Start of STORED RECORDS
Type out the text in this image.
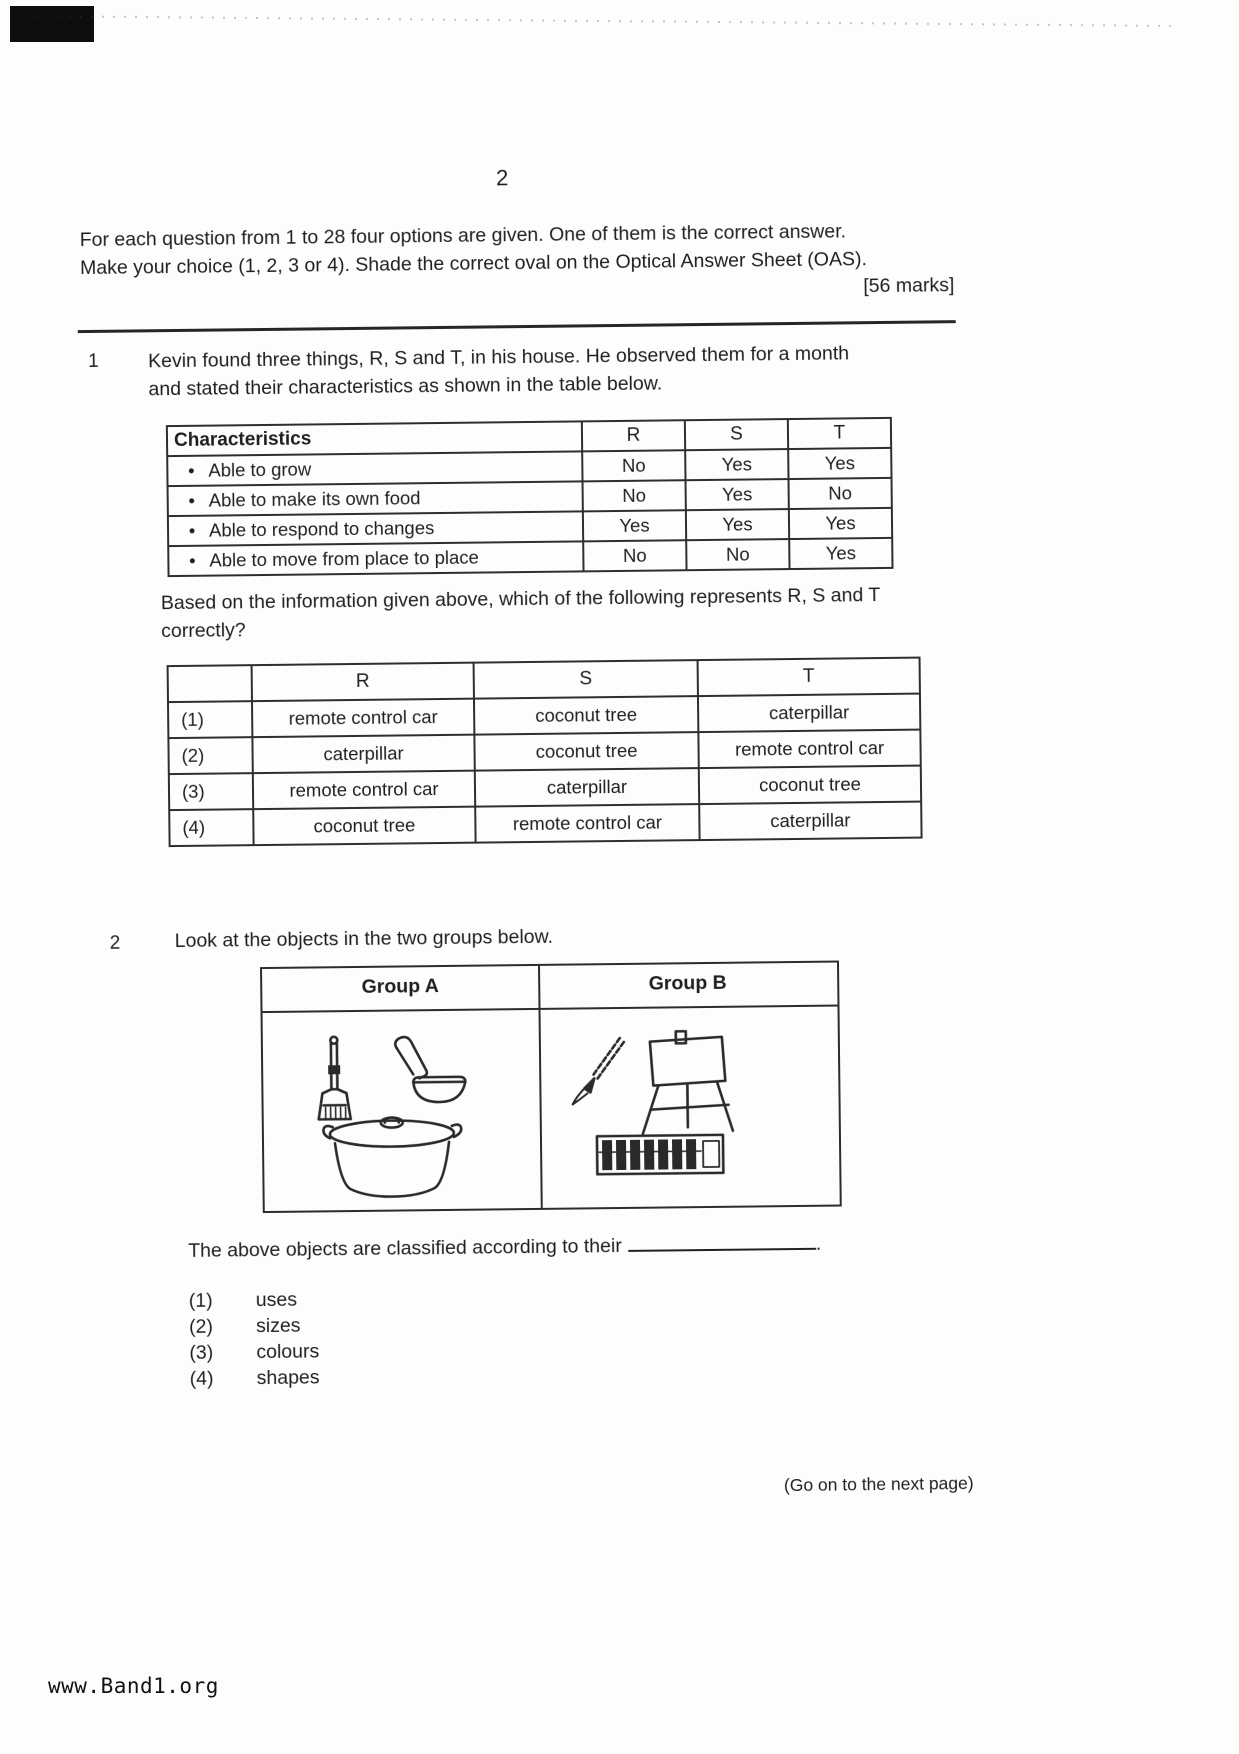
2
For each question from 1 to 28 four options are given. One of them is the correct answer.
Make your choice (1, 2, 3 or 4). Shade the correct oval on the Optical Answer Sheet (OAS).
[56 marks]
1	Kevin found three things, R, S and T, in his house. He observed them for a month
and stated their characteristics as shown in the table below.
Characteristics	R	S	T
• Able to grow	No	Yes	Yes
• Able to make its own food	No	Yes	No
• Able to respond to changes	Yes	Yes	Yes
• Able to move from place to place	No	No	Yes
Based on the information given above, which of the following represents R, S and T
correctly?
	R	S	T
(1)	remote control car	coconut tree	caterpillar
(2)	caterpillar	coconut tree	remote control car
(3)	remote control car	caterpillar	coconut tree
(4)	coconut tree	remote control car	caterpillar
2	Look at the objects in the two groups below.
Group A	Group B
The above objects are classified according to their	.
(1)	uses
(2)	sizes
(3)	colours
(4)	shapes
(Go on to the next page)
www.Band1.org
End of STORED RECORDS
» TASK TO COMPLETE
Answer only with how many lines in the records include "control".

» PROBLEM SOLUTION
4